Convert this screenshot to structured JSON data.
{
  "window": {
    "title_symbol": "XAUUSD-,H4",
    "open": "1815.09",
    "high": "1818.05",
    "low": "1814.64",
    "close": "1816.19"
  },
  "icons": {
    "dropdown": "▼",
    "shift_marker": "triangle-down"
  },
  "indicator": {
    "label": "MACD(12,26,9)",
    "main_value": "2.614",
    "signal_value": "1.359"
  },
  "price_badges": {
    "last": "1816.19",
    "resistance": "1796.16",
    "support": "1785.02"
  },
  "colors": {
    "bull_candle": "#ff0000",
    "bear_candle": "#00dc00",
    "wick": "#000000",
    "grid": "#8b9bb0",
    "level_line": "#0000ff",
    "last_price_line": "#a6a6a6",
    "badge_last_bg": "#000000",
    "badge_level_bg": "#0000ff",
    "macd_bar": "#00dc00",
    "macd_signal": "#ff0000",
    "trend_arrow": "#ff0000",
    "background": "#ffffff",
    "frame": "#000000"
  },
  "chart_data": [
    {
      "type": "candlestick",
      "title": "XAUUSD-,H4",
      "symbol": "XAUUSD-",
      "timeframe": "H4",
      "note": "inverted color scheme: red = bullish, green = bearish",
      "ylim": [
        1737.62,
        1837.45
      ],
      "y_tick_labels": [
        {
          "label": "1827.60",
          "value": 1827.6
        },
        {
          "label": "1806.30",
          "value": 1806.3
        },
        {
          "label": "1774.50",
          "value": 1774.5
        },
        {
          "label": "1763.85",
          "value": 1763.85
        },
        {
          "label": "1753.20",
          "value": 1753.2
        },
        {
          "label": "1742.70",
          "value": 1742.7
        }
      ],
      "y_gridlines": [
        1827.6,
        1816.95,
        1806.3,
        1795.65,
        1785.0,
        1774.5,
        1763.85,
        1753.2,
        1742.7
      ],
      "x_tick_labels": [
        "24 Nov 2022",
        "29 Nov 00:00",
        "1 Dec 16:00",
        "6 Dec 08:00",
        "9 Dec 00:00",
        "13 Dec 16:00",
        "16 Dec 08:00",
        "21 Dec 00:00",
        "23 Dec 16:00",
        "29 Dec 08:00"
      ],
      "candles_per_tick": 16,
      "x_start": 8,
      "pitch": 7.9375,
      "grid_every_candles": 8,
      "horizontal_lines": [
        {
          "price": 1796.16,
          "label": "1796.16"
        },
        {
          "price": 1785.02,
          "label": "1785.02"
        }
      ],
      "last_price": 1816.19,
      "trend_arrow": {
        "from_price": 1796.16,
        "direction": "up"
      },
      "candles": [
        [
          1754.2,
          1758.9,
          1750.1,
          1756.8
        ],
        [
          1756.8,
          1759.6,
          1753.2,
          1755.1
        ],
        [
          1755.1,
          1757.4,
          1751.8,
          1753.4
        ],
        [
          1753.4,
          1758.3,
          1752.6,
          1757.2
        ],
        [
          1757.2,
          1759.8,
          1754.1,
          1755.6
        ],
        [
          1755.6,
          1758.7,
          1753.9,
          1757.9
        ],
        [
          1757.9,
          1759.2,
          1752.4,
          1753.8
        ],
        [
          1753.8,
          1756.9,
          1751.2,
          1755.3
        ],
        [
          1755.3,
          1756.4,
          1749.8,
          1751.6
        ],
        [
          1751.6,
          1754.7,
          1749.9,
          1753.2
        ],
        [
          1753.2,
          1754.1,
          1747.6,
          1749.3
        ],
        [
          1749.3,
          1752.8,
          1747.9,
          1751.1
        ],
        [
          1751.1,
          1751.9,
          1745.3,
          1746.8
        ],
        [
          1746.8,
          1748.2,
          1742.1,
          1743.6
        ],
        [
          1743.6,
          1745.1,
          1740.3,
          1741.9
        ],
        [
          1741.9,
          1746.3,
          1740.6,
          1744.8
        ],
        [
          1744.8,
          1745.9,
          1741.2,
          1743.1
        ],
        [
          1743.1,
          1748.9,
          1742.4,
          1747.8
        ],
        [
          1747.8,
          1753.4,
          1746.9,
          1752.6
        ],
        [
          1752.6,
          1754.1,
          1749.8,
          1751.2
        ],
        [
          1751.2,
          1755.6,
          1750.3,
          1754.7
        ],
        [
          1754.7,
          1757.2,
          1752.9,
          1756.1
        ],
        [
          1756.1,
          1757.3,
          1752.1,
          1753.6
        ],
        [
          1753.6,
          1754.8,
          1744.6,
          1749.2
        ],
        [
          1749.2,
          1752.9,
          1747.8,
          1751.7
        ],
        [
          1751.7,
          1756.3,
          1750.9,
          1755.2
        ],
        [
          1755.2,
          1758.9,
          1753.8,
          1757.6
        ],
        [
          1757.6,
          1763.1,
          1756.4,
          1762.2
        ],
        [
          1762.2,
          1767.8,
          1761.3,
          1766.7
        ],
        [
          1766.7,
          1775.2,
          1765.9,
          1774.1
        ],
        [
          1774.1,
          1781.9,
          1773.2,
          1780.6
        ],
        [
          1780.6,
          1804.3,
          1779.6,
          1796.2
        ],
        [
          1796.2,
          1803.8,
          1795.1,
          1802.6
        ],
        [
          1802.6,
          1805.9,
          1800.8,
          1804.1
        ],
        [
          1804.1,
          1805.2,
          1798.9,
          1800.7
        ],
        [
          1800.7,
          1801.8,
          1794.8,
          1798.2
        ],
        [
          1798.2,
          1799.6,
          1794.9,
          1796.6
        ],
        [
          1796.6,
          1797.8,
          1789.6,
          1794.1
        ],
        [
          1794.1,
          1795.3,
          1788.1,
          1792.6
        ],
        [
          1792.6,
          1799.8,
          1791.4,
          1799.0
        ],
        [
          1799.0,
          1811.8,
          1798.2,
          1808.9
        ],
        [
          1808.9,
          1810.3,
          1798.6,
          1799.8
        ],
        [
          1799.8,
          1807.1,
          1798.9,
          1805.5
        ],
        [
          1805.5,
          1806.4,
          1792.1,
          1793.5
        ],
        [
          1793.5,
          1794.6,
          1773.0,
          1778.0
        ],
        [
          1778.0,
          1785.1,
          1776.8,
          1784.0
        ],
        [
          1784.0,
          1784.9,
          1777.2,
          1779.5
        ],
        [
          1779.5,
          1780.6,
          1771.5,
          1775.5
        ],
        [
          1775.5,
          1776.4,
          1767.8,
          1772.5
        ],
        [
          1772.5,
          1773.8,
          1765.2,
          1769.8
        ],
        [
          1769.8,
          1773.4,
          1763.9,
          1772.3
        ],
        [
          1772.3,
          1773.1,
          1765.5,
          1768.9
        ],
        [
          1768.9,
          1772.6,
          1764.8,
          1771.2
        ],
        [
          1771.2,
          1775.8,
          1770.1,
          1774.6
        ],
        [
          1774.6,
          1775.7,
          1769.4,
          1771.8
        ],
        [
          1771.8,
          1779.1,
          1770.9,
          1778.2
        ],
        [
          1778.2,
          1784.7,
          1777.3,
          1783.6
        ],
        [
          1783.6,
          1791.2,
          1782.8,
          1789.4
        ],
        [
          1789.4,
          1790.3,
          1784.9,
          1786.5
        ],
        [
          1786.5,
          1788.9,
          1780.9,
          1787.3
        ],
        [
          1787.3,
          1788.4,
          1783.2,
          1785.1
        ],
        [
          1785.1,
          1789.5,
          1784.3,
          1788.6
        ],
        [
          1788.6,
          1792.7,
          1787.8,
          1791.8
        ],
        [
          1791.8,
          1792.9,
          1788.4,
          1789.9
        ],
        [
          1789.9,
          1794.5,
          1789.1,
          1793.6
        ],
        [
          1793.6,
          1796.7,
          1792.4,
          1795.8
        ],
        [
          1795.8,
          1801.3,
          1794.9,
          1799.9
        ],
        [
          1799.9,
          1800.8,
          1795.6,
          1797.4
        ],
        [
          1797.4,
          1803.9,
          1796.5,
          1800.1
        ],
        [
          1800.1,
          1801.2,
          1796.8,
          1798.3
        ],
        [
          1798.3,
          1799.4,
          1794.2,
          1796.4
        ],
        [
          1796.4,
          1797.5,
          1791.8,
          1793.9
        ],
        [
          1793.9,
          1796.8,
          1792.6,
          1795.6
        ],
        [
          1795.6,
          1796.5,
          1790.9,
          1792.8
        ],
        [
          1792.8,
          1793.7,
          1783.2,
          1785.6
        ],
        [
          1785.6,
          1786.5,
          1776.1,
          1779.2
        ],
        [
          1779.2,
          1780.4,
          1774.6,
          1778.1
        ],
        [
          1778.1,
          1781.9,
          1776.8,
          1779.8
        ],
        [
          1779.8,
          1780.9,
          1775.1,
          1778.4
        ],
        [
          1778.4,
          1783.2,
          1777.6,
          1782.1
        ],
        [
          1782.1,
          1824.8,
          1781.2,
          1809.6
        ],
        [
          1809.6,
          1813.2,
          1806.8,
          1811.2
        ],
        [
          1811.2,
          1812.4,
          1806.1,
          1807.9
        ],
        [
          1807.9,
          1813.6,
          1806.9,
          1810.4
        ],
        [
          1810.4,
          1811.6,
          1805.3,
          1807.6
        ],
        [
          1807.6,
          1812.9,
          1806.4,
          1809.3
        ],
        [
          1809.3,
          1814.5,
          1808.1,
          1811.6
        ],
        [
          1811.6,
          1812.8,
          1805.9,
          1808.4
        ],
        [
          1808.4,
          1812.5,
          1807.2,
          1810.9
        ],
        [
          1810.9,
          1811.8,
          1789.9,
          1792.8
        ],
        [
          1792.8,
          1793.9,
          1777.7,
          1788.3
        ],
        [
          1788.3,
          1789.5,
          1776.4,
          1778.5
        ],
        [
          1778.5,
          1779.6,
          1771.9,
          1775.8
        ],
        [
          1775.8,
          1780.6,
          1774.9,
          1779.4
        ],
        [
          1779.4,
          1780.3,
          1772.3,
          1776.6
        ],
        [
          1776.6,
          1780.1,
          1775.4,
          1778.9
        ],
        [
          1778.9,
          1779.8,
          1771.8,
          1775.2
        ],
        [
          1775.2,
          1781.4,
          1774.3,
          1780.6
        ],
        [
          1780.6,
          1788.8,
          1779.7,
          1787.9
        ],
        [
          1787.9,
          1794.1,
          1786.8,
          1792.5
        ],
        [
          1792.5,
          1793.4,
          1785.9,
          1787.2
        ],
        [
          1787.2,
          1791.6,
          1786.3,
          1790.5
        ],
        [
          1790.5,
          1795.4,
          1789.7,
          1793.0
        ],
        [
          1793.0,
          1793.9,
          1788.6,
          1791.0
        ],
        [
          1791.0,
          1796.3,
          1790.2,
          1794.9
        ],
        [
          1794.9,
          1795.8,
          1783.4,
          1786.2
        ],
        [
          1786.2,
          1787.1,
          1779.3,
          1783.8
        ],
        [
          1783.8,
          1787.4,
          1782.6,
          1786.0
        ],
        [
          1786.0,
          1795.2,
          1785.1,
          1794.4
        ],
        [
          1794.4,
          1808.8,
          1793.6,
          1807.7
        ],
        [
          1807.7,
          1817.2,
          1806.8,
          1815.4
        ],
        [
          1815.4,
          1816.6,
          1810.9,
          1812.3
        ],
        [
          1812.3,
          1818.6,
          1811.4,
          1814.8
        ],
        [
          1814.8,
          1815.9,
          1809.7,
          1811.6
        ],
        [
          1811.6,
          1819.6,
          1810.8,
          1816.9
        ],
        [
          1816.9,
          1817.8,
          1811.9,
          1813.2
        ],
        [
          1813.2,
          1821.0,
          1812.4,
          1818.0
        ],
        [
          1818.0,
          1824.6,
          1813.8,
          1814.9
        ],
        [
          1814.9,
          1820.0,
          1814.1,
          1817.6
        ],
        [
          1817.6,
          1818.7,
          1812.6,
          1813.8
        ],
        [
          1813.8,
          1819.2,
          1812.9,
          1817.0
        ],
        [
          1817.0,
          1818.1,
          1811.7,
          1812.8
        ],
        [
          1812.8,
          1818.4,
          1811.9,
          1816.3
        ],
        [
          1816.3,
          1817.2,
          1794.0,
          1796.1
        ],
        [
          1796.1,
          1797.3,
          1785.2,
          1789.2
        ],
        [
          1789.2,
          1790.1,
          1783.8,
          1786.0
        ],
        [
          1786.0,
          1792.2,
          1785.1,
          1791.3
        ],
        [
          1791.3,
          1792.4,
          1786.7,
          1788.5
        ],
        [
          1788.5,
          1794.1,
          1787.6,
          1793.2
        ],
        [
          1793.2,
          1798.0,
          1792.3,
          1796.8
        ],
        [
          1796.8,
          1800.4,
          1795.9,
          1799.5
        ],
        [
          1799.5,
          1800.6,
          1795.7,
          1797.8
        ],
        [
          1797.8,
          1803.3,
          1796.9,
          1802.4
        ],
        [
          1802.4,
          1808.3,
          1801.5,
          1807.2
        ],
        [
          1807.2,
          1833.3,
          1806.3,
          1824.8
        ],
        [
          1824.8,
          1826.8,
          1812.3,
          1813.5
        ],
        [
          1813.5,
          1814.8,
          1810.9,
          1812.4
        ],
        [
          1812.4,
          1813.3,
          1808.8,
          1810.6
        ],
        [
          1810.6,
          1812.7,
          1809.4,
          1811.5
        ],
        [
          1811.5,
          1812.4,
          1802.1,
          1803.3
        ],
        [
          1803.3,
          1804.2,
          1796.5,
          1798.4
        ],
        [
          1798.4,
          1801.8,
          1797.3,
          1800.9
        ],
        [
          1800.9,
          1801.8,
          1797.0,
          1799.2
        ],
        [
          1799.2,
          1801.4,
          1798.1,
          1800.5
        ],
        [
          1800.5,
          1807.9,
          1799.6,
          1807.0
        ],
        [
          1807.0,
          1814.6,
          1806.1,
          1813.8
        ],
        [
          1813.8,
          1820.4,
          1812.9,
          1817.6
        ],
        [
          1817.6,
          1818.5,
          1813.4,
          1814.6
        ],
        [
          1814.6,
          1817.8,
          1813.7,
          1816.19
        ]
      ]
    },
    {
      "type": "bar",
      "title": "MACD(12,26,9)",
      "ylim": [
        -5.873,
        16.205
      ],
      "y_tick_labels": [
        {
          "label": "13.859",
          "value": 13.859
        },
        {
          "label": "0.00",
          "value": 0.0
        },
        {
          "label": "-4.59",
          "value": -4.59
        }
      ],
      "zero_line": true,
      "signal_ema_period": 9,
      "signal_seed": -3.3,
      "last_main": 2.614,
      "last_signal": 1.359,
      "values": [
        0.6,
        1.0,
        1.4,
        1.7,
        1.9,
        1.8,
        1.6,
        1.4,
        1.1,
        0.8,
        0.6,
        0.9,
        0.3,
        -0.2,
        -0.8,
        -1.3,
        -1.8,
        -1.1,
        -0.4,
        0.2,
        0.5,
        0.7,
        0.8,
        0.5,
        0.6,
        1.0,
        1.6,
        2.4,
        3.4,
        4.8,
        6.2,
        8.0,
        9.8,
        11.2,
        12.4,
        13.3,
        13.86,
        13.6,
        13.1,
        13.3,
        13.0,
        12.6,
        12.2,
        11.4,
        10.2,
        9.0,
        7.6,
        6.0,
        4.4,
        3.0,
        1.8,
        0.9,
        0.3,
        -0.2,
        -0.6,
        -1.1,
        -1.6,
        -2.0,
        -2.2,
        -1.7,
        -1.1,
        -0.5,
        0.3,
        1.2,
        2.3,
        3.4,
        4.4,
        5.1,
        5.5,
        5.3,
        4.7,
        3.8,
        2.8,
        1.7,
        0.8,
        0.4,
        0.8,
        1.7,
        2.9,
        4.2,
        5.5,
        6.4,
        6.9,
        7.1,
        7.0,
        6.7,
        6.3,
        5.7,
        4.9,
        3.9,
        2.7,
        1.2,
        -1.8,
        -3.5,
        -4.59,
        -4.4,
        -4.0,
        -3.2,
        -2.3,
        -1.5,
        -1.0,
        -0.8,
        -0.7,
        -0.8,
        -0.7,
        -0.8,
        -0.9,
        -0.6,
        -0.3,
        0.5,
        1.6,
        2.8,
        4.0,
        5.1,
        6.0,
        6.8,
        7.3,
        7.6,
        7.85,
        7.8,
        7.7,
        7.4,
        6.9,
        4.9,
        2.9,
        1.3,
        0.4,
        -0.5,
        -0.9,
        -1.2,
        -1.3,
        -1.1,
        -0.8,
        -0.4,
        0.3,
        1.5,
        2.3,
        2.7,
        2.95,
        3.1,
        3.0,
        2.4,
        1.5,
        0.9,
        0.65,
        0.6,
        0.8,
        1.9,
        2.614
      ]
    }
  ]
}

* WORK REQUIRED
From the material above, gather all lines that include the string "XAUUSD" and copy them.

* EXERCISE RESPONSE
    "title_symbol": "XAUUSD-,H4",
      "title": "XAUUSD-,H4",
      "symbol": "XAUUSD-",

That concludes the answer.